WRITTEN INSTRUCTION:
Can you copy out every line of the records below word for word, leaving the pictures out of your answer?

=======

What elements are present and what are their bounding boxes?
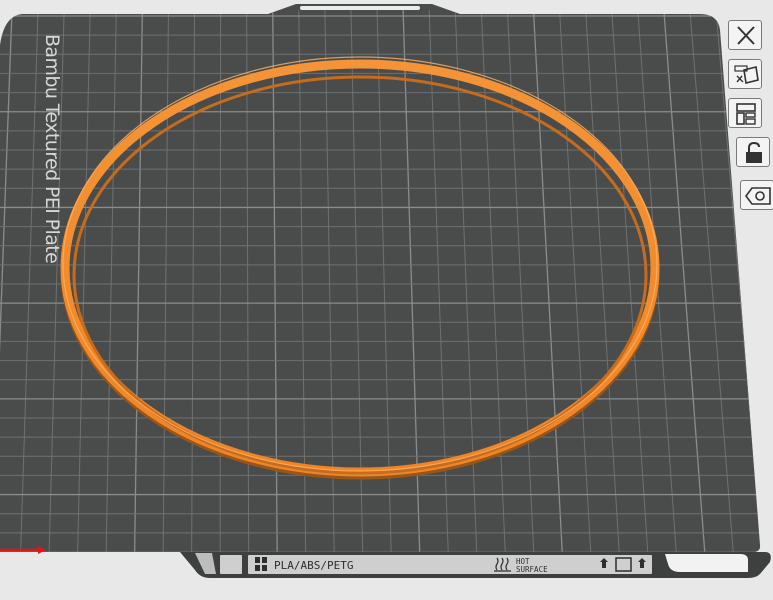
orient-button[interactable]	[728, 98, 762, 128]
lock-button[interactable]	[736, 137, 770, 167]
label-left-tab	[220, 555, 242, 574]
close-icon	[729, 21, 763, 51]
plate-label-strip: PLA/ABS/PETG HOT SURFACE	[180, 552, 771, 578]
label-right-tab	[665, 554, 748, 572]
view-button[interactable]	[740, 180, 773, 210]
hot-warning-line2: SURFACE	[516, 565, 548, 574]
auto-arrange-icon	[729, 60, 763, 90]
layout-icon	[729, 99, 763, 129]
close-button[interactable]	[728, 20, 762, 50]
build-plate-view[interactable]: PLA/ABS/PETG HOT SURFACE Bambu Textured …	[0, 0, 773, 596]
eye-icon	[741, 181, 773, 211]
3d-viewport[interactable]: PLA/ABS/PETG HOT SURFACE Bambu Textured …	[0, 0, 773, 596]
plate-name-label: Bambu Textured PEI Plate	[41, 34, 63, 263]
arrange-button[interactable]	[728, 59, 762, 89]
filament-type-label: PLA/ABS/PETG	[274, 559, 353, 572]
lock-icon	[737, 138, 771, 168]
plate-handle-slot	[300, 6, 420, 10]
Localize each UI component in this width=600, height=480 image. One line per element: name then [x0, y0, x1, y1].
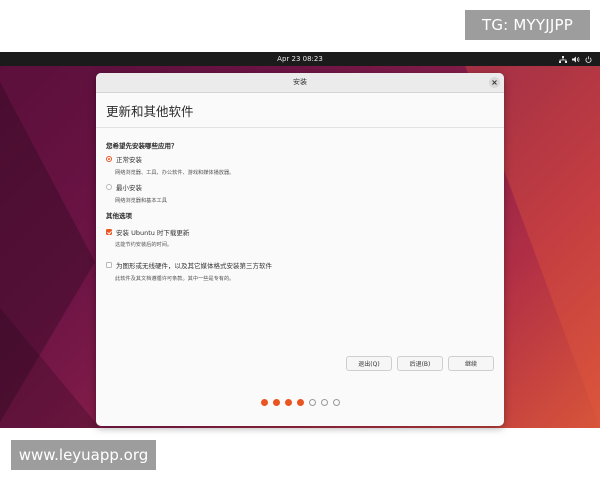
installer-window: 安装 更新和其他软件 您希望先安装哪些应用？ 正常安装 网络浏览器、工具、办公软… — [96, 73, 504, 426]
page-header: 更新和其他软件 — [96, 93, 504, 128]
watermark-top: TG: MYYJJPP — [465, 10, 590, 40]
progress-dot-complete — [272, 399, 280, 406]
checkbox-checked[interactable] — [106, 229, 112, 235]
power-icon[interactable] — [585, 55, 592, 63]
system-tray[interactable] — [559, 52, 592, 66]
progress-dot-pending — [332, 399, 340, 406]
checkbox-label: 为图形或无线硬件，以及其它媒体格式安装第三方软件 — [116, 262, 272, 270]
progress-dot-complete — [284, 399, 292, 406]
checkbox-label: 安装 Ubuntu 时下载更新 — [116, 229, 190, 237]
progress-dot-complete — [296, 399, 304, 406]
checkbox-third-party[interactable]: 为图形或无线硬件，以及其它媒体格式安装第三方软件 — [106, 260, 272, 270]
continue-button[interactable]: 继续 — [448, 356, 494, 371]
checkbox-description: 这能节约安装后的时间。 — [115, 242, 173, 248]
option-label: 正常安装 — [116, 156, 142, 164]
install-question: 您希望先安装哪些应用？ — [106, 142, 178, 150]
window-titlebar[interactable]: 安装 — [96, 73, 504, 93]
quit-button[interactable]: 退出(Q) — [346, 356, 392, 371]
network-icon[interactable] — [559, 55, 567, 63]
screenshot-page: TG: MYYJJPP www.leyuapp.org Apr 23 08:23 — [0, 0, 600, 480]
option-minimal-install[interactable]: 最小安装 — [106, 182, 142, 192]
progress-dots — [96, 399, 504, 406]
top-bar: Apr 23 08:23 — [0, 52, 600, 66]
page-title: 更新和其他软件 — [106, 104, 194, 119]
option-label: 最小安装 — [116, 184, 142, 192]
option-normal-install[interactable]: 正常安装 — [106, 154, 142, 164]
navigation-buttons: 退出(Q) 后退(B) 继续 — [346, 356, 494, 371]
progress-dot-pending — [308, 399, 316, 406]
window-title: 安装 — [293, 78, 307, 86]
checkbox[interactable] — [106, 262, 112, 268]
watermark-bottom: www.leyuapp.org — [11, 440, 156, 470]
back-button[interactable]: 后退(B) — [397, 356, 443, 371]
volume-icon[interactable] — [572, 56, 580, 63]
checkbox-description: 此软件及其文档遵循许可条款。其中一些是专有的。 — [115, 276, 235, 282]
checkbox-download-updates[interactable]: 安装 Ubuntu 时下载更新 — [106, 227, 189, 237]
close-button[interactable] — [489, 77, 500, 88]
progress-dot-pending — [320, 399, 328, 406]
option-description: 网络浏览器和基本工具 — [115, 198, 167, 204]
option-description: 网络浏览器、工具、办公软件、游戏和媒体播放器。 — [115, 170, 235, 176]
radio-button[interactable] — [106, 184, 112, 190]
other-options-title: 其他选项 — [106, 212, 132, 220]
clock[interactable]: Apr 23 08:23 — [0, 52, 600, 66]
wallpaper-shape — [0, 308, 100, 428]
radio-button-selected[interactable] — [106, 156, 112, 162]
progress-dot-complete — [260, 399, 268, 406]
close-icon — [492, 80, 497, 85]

=======

FULL SOLUTION:
What elements are present and what are their bounding boxes?
orient-button[interactable]	[728, 98, 762, 128]
lock-button[interactable]	[736, 137, 770, 167]
label-left-tab	[220, 555, 242, 574]
close-icon	[729, 21, 763, 51]
plate-label-strip: PLA/ABS/PETG HOT SURFACE	[180, 552, 771, 578]
label-right-tab	[665, 554, 748, 572]
view-button[interactable]	[740, 180, 773, 210]
hot-warning-line2: SURFACE	[516, 565, 548, 574]
auto-arrange-icon	[729, 60, 763, 90]
layout-icon	[729, 99, 763, 129]
close-button[interactable]	[728, 20, 762, 50]
build-plate-view[interactable]: PLA/ABS/PETG HOT SURFACE Bambu Textured …	[0, 0, 773, 596]
eye-icon	[741, 181, 773, 211]
3d-viewport[interactable]: PLA/ABS/PETG HOT SURFACE Bambu Textured …	[0, 0, 773, 596]
plate-name-label: Bambu Textured PEI Plate	[41, 34, 63, 263]
arrange-button[interactable]	[728, 59, 762, 89]
filament-type-label: PLA/ABS/PETG	[274, 559, 353, 572]
lock-icon	[737, 138, 771, 168]
plate-handle-slot	[300, 6, 420, 10]
Localize each UI component in this width=600, height=480 image. One line per element: name then [x0, y0, x1, y1].
installer-window: 安装 更新和其他软件 您希望先安装哪些应用？ 正常安装 网络浏览器、工具、办公软… — [96, 73, 504, 426]
page-header: 更新和其他软件 — [96, 93, 504, 128]
watermark-top: TG: MYYJJPP — [465, 10, 590, 40]
progress-dot-complete — [272, 399, 280, 406]
checkbox-checked[interactable] — [106, 229, 112, 235]
power-icon[interactable] — [585, 55, 592, 63]
system-tray[interactable] — [559, 52, 592, 66]
progress-dot-pending — [332, 399, 340, 406]
checkbox-label: 为图形或无线硬件，以及其它媒体格式安装第三方软件 — [116, 262, 272, 270]
progress-dot-complete — [284, 399, 292, 406]
checkbox-label: 安装 Ubuntu 时下载更新 — [116, 229, 190, 237]
progress-dot-complete — [296, 399, 304, 406]
checkbox-third-party[interactable]: 为图形或无线硬件，以及其它媒体格式安装第三方软件 — [106, 260, 272, 270]
continue-button[interactable]: 继续 — [448, 356, 494, 371]
checkbox-description: 这能节约安装后的时间。 — [115, 242, 173, 248]
option-label: 正常安装 — [116, 156, 142, 164]
install-question: 您希望先安装哪些应用？ — [106, 142, 178, 150]
window-titlebar[interactable]: 安装 — [96, 73, 504, 93]
quit-button[interactable]: 退出(Q) — [346, 356, 392, 371]
network-icon[interactable] — [559, 55, 567, 63]
screenshot-page: TG: MYYJJPP www.leyuapp.org Apr 23 08:23 — [0, 0, 600, 480]
option-minimal-install[interactable]: 最小安装 — [106, 182, 142, 192]
progress-dots — [96, 399, 504, 406]
top-bar: Apr 23 08:23 — [0, 52, 600, 66]
page-title: 更新和其他软件 — [106, 104, 194, 119]
option-label: 最小安装 — [116, 184, 142, 192]
option-normal-install[interactable]: 正常安装 — [106, 154, 142, 164]
navigation-buttons: 退出(Q) 后退(B) 继续 — [346, 356, 494, 371]
progress-dot-pending — [308, 399, 316, 406]
window-title: 安装 — [293, 78, 307, 86]
checkbox[interactable] — [106, 262, 112, 268]
watermark-bottom: www.leyuapp.org — [11, 440, 156, 470]
back-button[interactable]: 后退(B) — [397, 356, 443, 371]
volume-icon[interactable] — [572, 56, 580, 63]
checkbox-description: 此软件及其文档遵循许可条款。其中一些是专有的。 — [115, 276, 235, 282]
checkbox-download-updates[interactable]: 安装 Ubuntu 时下载更新 — [106, 227, 189, 237]
close-button[interactable] — [489, 77, 500, 88]
progress-dot-pending — [320, 399, 328, 406]
option-description: 网络浏览器和基本工具 — [115, 198, 167, 204]
option-description: 网络浏览器、工具、办公软件、游戏和媒体播放器。 — [115, 170, 235, 176]
radio-button[interactable] — [106, 184, 112, 190]
other-options-title: 其他选项 — [106, 212, 132, 220]
clock[interactable]: Apr 23 08:23 — [0, 52, 600, 66]
wallpaper-shape — [0, 308, 100, 428]
radio-button-selected[interactable] — [106, 156, 112, 162]
progress-dot-complete — [260, 399, 268, 406]
close-icon — [492, 80, 497, 85]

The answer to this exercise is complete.